Return every entry exactly as written.

#### Provided data:
* * *

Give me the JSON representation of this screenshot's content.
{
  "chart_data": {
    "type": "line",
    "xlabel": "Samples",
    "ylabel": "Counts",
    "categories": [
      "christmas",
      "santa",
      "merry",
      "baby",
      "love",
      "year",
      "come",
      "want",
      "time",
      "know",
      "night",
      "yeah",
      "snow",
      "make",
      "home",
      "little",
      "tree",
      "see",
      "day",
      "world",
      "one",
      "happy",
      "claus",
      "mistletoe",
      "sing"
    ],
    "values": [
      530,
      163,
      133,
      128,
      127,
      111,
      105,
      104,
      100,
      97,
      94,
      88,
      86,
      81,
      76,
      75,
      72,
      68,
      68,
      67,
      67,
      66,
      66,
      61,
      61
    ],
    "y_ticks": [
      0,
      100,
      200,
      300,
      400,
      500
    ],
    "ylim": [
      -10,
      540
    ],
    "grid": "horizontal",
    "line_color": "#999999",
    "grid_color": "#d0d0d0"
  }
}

* * *

#### Solution for this task:
Give me the JSON representation of this screenshot's content.
{
  "chart_data": {
    "type": "line",
    "xlabel": "Samples",
    "ylabel": "Counts",
    "categories": [
      "christmas",
      "santa",
      "merry",
      "baby",
      "love",
      "year",
      "come",
      "want",
      "time",
      "know",
      "night",
      "yeah",
      "snow",
      "make",
      "home",
      "little",
      "tree",
      "see",
      "day",
      "world",
      "one",
      "happy",
      "claus",
      "mistletoe",
      "sing"
    ],
    "values": [
      530,
      163,
      133,
      128,
      127,
      111,
      105,
      104,
      100,
      97,
      94,
      88,
      86,
      81,
      76,
      75,
      72,
      68,
      68,
      67,
      67,
      66,
      66,
      61,
      61
    ],
    "y_ticks": [
      0,
      100,
      200,
      300,
      400,
      500
    ],
    "ylim": [
      -10,
      540
    ],
    "grid": "horizontal",
    "line_color": "#999999",
    "grid_color": "#d0d0d0"
  }
}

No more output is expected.